Records from a data collection:
◆ ◆ ◆ ◆ ◆ ◆ ◆

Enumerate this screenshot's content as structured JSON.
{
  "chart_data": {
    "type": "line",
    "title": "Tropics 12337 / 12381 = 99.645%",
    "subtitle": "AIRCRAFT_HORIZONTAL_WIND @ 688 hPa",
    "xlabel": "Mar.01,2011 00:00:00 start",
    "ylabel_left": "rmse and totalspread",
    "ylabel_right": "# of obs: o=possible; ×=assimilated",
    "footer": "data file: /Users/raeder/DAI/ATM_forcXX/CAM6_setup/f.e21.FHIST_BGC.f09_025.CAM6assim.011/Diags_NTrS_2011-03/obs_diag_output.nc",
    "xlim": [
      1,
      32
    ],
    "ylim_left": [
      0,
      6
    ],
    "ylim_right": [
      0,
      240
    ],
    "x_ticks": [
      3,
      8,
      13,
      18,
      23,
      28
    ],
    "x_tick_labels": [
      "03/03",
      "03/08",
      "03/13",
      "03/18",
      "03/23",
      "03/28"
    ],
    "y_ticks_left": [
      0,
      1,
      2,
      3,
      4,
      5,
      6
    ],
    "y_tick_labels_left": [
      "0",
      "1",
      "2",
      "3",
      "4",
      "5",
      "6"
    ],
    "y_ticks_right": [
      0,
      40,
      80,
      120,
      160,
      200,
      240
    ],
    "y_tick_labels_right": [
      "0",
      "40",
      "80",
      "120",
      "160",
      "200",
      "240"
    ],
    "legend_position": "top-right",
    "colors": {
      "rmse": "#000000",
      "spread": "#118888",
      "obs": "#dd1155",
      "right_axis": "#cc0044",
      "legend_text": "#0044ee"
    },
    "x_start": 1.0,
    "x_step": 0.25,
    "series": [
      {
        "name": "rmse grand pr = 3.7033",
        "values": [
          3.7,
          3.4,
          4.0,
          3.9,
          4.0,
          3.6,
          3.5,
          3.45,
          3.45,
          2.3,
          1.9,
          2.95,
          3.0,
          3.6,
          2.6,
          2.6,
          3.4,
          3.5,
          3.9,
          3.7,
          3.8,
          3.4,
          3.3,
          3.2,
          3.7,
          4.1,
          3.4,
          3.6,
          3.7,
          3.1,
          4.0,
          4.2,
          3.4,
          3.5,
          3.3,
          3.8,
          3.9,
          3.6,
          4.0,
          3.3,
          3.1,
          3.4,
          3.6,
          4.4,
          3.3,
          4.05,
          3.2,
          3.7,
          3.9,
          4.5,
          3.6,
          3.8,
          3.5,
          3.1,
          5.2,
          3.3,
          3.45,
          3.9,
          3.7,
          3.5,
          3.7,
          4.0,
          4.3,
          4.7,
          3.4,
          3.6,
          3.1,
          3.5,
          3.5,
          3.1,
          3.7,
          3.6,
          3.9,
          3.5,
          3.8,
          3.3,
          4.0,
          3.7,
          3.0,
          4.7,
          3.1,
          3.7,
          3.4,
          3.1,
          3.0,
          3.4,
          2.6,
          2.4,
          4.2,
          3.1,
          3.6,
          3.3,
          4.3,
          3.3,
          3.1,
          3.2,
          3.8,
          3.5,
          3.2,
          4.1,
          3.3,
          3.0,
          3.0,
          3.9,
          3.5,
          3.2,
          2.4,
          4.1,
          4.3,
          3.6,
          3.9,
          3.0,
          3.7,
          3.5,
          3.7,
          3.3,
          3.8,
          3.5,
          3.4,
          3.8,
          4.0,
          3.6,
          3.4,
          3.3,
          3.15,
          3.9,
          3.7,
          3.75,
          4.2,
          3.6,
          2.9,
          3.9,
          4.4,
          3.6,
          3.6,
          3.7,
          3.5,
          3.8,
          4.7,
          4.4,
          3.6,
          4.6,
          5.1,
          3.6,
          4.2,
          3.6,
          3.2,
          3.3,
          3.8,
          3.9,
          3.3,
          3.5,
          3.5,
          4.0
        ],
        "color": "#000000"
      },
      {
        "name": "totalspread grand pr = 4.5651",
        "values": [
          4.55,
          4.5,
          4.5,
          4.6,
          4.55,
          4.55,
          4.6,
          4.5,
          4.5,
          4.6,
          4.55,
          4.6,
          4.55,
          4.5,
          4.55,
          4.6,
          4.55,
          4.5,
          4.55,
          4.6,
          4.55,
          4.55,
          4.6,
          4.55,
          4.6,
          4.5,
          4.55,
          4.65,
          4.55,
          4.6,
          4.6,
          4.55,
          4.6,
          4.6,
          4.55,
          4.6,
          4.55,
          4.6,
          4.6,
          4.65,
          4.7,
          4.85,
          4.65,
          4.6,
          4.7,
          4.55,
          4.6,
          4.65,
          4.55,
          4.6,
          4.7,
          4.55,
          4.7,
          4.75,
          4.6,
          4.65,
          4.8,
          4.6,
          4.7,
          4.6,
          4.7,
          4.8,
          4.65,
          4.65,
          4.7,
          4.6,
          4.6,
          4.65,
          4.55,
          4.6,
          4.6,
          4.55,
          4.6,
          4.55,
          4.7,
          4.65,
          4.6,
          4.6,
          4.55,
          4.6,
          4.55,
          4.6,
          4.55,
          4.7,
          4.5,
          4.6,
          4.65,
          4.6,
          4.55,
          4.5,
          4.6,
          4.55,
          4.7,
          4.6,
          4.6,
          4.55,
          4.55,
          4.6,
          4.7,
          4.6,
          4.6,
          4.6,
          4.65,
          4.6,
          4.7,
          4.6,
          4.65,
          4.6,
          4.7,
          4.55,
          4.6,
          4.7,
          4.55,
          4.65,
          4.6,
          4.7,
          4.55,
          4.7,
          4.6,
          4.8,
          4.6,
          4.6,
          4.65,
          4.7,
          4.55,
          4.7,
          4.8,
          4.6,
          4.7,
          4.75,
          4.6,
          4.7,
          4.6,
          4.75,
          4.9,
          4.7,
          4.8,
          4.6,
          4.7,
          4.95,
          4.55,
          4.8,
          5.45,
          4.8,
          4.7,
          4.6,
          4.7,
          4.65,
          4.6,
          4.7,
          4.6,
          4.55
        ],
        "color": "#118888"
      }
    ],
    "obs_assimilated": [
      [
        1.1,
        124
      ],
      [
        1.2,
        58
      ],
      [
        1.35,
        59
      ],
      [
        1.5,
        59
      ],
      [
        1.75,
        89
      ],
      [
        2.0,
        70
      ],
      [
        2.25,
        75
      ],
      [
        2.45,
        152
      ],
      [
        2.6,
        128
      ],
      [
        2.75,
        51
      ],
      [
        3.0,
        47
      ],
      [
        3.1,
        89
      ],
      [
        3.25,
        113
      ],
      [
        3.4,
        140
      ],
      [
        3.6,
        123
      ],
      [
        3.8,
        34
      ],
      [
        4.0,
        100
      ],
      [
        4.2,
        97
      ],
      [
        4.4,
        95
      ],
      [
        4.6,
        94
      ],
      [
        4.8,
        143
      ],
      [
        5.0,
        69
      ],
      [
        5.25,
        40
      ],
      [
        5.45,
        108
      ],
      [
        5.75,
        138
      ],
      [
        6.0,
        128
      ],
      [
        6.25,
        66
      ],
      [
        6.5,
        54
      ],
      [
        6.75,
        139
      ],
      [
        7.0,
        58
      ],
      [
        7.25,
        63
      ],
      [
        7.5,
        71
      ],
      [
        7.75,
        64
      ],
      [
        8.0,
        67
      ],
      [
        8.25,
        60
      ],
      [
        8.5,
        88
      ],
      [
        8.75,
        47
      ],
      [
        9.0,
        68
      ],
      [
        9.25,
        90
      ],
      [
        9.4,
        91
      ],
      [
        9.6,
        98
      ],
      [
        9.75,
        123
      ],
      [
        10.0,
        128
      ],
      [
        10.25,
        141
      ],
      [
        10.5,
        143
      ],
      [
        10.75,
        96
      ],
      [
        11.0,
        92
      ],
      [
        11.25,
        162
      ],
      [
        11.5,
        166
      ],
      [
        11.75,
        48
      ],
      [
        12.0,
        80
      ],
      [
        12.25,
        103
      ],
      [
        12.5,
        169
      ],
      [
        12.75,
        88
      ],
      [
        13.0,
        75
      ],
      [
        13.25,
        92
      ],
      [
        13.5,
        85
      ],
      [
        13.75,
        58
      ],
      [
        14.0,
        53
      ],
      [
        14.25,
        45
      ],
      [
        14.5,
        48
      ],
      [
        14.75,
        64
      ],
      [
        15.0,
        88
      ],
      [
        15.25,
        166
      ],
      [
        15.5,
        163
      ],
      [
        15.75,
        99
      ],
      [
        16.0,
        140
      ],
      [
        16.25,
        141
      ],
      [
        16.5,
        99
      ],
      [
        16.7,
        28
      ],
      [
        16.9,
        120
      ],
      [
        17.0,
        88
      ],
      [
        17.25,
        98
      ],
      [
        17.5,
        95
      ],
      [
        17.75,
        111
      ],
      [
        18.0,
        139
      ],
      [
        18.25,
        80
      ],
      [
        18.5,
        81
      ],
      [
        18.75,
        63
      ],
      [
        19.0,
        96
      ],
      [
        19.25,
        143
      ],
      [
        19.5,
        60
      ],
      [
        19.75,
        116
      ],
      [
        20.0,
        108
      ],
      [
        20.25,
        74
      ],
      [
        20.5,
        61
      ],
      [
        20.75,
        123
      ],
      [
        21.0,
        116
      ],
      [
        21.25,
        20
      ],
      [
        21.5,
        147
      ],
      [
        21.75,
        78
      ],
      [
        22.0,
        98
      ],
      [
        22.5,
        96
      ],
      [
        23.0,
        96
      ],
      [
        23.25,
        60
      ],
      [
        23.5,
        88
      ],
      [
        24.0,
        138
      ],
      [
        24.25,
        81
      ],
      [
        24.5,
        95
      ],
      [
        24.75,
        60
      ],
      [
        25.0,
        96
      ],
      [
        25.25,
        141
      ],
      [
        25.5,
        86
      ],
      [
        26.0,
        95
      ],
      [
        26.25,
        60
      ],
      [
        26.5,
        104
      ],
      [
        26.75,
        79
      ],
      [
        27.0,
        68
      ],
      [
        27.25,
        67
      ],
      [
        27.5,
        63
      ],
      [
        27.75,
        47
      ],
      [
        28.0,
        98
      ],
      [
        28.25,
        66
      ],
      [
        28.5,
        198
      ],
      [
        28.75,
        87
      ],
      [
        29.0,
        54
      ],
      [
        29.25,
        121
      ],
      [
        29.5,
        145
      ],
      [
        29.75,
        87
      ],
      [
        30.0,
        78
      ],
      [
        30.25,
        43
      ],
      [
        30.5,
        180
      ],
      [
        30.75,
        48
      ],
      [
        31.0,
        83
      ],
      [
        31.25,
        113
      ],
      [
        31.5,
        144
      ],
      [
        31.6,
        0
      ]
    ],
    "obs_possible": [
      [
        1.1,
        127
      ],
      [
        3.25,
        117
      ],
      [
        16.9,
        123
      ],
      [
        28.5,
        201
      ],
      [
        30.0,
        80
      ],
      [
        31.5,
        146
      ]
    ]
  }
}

◆ ◆ ◆ ◆ ◆ ◆ ◆

§ Aim
Using the records above, find and show each line with the string "totalspread".

§ Answer to the task
    "ylabel_left": "rmse and totalspread",
        "name": "totalspread grand pr = 4.5651",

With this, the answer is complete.